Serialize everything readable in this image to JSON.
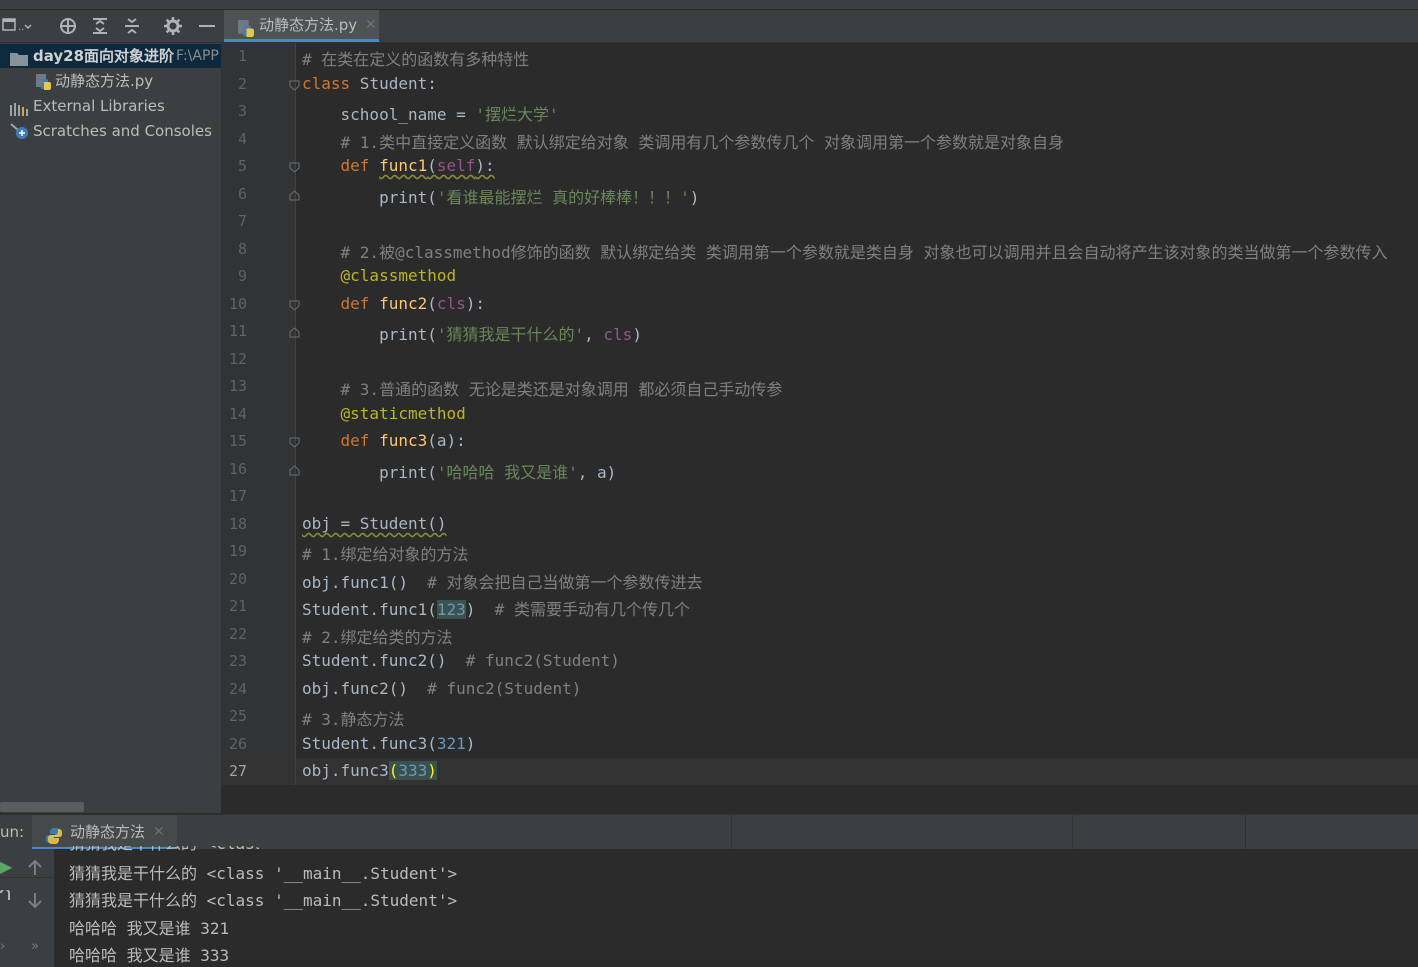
{
  "project_panel": {
    "toolbar_icons": [
      "layout-icon",
      "target-icon",
      "expand-all-icon",
      "collapse-all-icon",
      "gear-icon",
      "minimize-icon"
    ],
    "root_folder": "day28面向对象进阶",
    "root_path": "F:\\APP",
    "file": "动静态方法.py",
    "external_libraries": "External Libraries",
    "scratches": "Scratches and Consoles"
  },
  "editor": {
    "active_tab": "动静态方法.py",
    "line_numbers": [
      "1",
      "2",
      "3",
      "4",
      "5",
      "6",
      "7",
      "8",
      "9",
      "10",
      "11",
      "12",
      "13",
      "14",
      "15",
      "16",
      "17",
      "18",
      "19",
      "20",
      "21",
      "22",
      "23",
      "24",
      "25",
      "26",
      "27"
    ],
    "lines": [
      "# 在类在定义的函数有多种特性",
      "class Student:",
      "    school_name = '摆烂大学'",
      "    # 1.类中直接定义函数 默认绑定给对象 类调用有几个参数传几个 对象调用第一个参数就是对象自身",
      "    def func1(self):",
      "        print('看谁最能摆烂 真的好棒棒！！！')",
      "",
      "    # 2.被@classmethod修饰的函数 默认绑定给类 类调用第一个参数就是类自身 对象也可以调用并且会自动将产生该对象的类当做第一个参数传入",
      "    @classmethod",
      "    def func2(cls):",
      "        print('猜猜我是干什么的', cls)",
      "",
      "    # 3.普通的函数 无论是类还是对象调用 都必须自己手动传参",
      "    @staticmethod",
      "    def func3(a):",
      "        print('哈哈哈 我又是谁', a)",
      "",
      "obj = Student()",
      "# 1.绑定给对象的方法",
      "obj.func1()  # 对象会把自己当做第一个参数传进去",
      "Student.func1(123)  # 类需要手动有几个传几个",
      "# 2.绑定给类的方法",
      "Student.func2()  # func2(Student)",
      "obj.func2()  # func2(Student)",
      "# 3.静态方法",
      "Student.func3(321)",
      "obj.func3(333)"
    ]
  },
  "run_panel": {
    "label": "un:",
    "tab": "动静态方法",
    "output": [
      "猜猜我是干什么的 <class '__main__.Student'>",
      "猜猜我是干什么的 <class '__main__.Student'>",
      "哈哈哈 我又是谁 321",
      "哈哈哈 我又是谁 333"
    ]
  },
  "colors": {
    "keyword": "#cc7832",
    "function": "#ffc66d",
    "string": "#6a8759",
    "comment": "#808080",
    "number": "#6897bb",
    "self": "#94558d",
    "decorator": "#bbb529",
    "accent": "#4a88c7"
  }
}
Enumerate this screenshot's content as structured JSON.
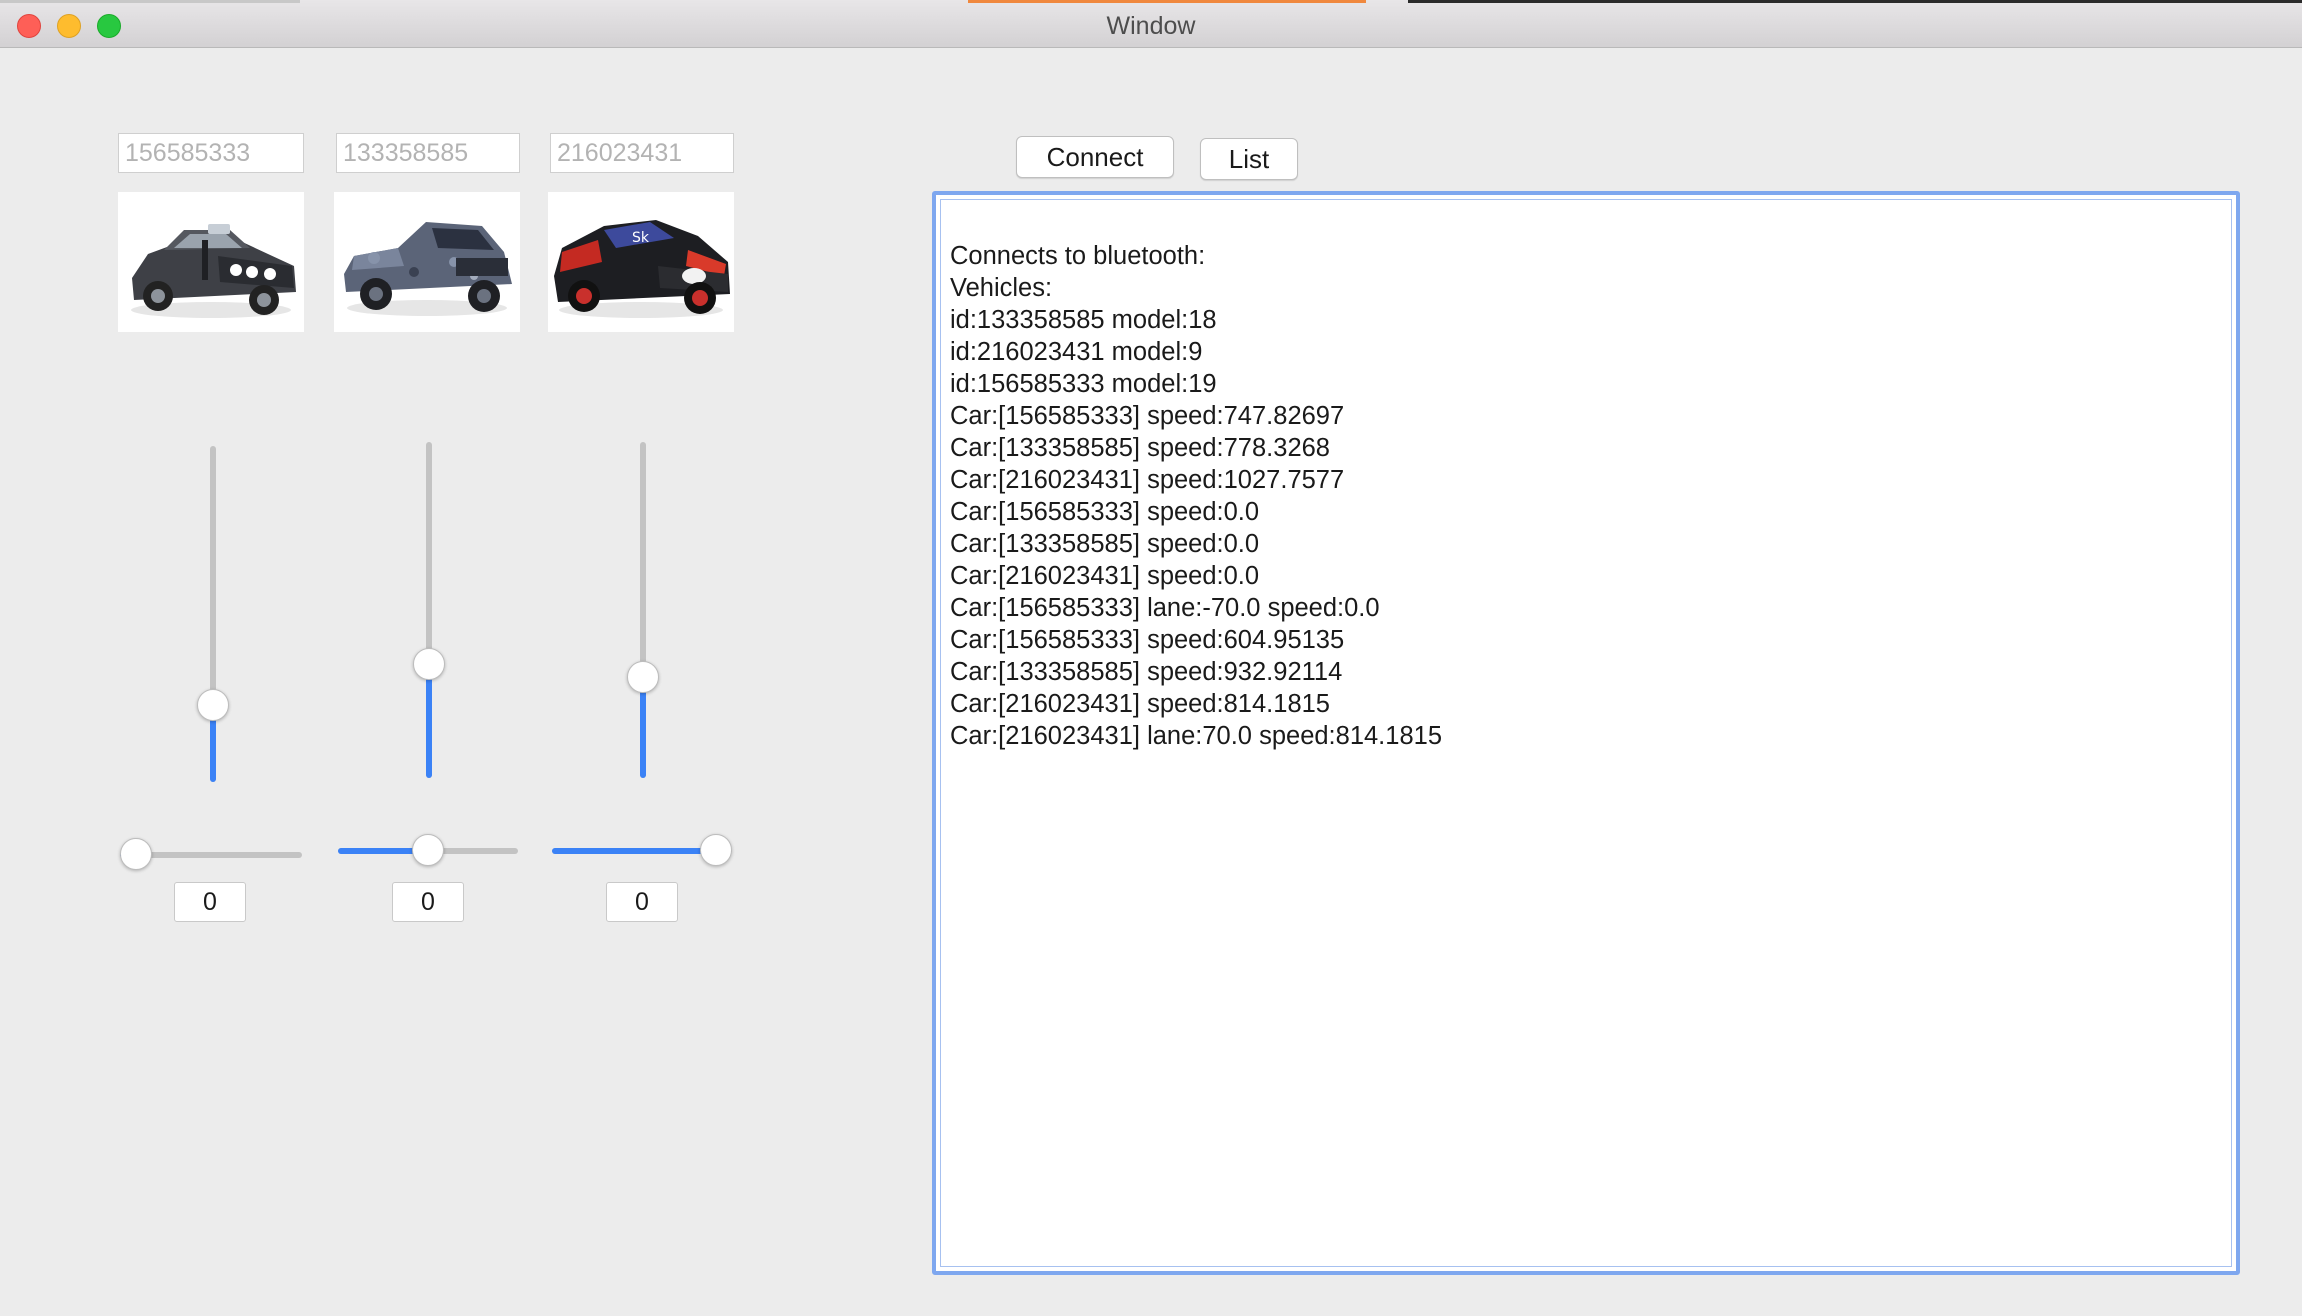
{
  "window": {
    "title": "Window"
  },
  "colors": {
    "accent": "#3b82f6",
    "focus_ring": "#7ea7ef",
    "close": "#fe5f57",
    "minimize": "#febc2e",
    "maximize": "#28c840",
    "tab_active": "#f0883e"
  },
  "vehicles": [
    {
      "id_field": "156585333",
      "image": "dark muscle car",
      "speed_slider_fraction": 0.23,
      "lane_slider_fraction": 0.0,
      "value": "0"
    },
    {
      "id_field": "133358585",
      "image": "camouflage pickup truck",
      "speed_slider_fraction": 0.34,
      "lane_slider_fraction": 0.5,
      "value": "0"
    },
    {
      "id_field": "216023431",
      "image": "black and red sports car",
      "speed_slider_fraction": 0.3,
      "lane_slider_fraction": 1.0,
      "value": "0"
    }
  ],
  "toolbar": {
    "connect_label": "Connect",
    "list_label": "List"
  },
  "log": {
    "lines": [
      "Connects to bluetooth:",
      "Vehicles:",
      "id:133358585 model:18",
      "id:216023431 model:9",
      "id:156585333 model:19",
      "Car:[156585333] speed:747.82697",
      "Car:[133358585] speed:778.3268",
      "Car:[216023431] speed:1027.7577",
      "Car:[156585333] speed:0.0",
      "Car:[133358585] speed:0.0",
      "Car:[216023431] speed:0.0",
      "Car:[156585333] lane:-70.0 speed:0.0",
      "Car:[156585333] speed:604.95135",
      "Car:[133358585] speed:932.92114",
      "Car:[216023431] speed:814.1815",
      "Car:[216023431] lane:70.0 speed:814.1815"
    ]
  }
}
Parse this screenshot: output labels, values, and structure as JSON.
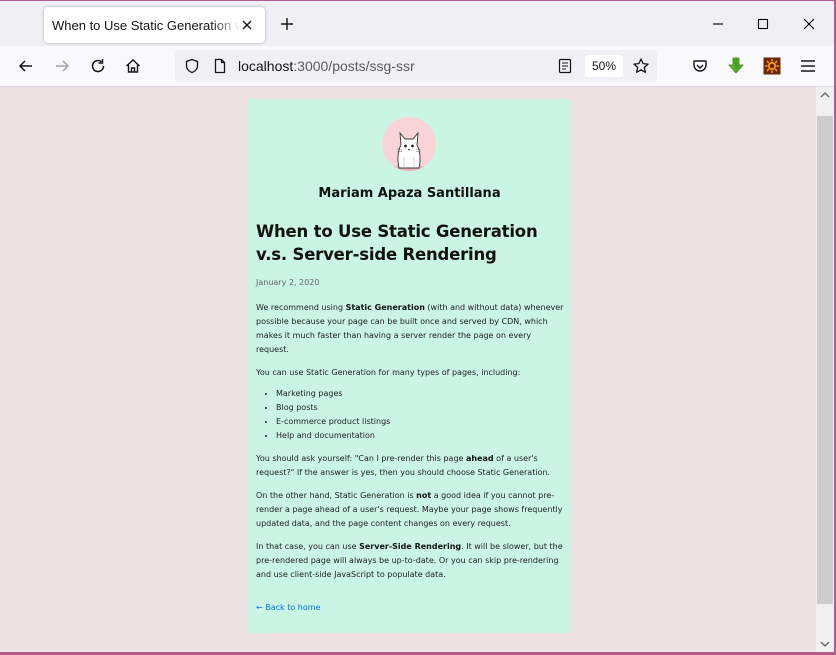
____________________
◆ Written task ◆
Going through the records above, state how many lines carry "Student", with no other text.

◆ Exercise output ◆
8